» **Short problem**
Read through the entries below and return each line with the word "ByLayer".

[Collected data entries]
>> BEGIN

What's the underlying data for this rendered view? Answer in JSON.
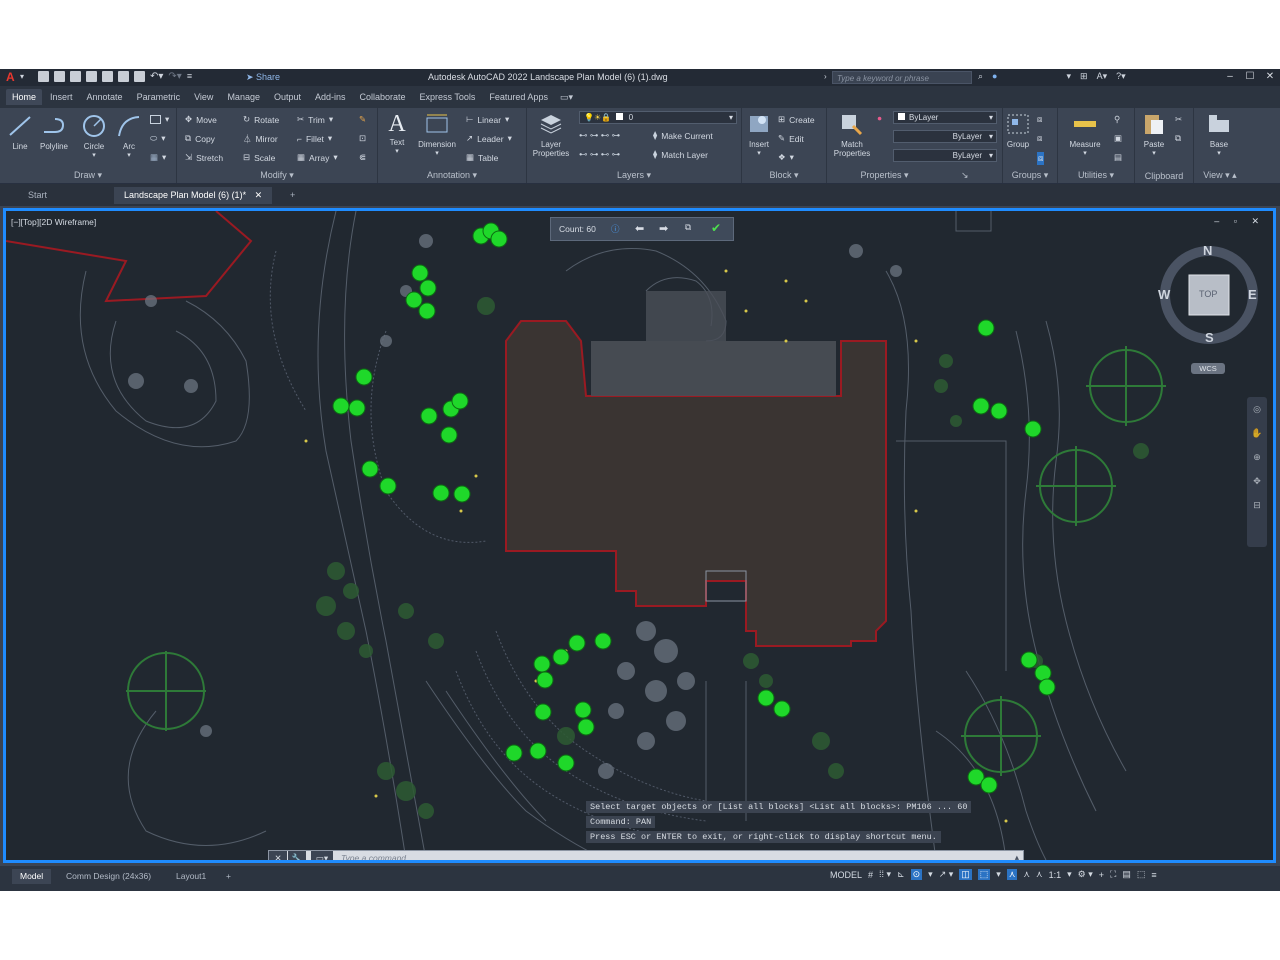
{
  "app": {
    "logo": "A",
    "title": "Autodesk AutoCAD 2022    Landscape Plan Model (6) (1).dwg",
    "share_label": "Share",
    "search_placeholder": "Type a keyword or phrase"
  },
  "ribbon_tabs": [
    "Home",
    "Insert",
    "Annotate",
    "Parametric",
    "View",
    "Manage",
    "Output",
    "Add-ins",
    "Collaborate",
    "Express Tools",
    "Featured Apps"
  ],
  "ribbon": {
    "draw": {
      "title": "Draw",
      "line": "Line",
      "polyline": "Polyline",
      "circle": "Circle",
      "arc": "Arc"
    },
    "modify": {
      "title": "Modify",
      "move": "Move",
      "rotate": "Rotate",
      "trim": "Trim",
      "copy": "Copy",
      "mirror": "Mirror",
      "fillet": "Fillet",
      "stretch": "Stretch",
      "scale": "Scale",
      "array": "Array"
    },
    "annotation": {
      "title": "Annotation",
      "text": "Text",
      "dimension": "Dimension",
      "linear": "Linear",
      "leader": "Leader",
      "table": "Table"
    },
    "layers": {
      "title": "Layers",
      "layer_properties": "Layer Properties",
      "layer_value": "0",
      "make_current": "Make Current",
      "match_layer": "Match Layer"
    },
    "block": {
      "title": "Block",
      "insert": "Insert",
      "create": "Create",
      "edit": "Edit"
    },
    "properties": {
      "title": "Properties",
      "match_properties": "Match Properties",
      "color": "ByLayer",
      "linetype": "ByLayer",
      "lineweight": "ByLayer"
    },
    "groups": {
      "title": "Groups",
      "group": "Group"
    },
    "utilities": {
      "title": "Utilities",
      "measure": "Measure"
    },
    "clipboard": {
      "title": "Clipboard",
      "paste": "Paste"
    },
    "view": {
      "title": "View",
      "base": "Base"
    }
  },
  "doc_tabs": {
    "start": "Start",
    "active": "Landscape Plan Model (6) (1)*"
  },
  "viewport": {
    "label": "[−][Top][2D Wireframe]",
    "count_label": "Count: 60",
    "compass": {
      "n": "N",
      "s": "S",
      "e": "E",
      "w": "W",
      "cube": "TOP",
      "wcs": "WCS"
    }
  },
  "command": {
    "history": [
      "Select target objects or [List all blocks] <List all blocks>: PM106 ... 60",
      "Command: PAN",
      "Press ESC or ENTER to exit, or right-click to display shortcut menu."
    ],
    "placeholder": "Type a command"
  },
  "layout_tabs": [
    "Model",
    "Comm Design (24x36)",
    "Layout1"
  ],
  "status": {
    "model": "MODEL",
    "scale": "1:1"
  },
  "colors": {
    "accent": "#1f8cff",
    "highlight": "#20e020",
    "outline": "#9a1a22",
    "footprint": "#3a3432"
  }
}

>> END

» **Response to the task**
      "color": "ByLayer",
      "linetype": "ByLayer",
      "lineweight": "ByLayer"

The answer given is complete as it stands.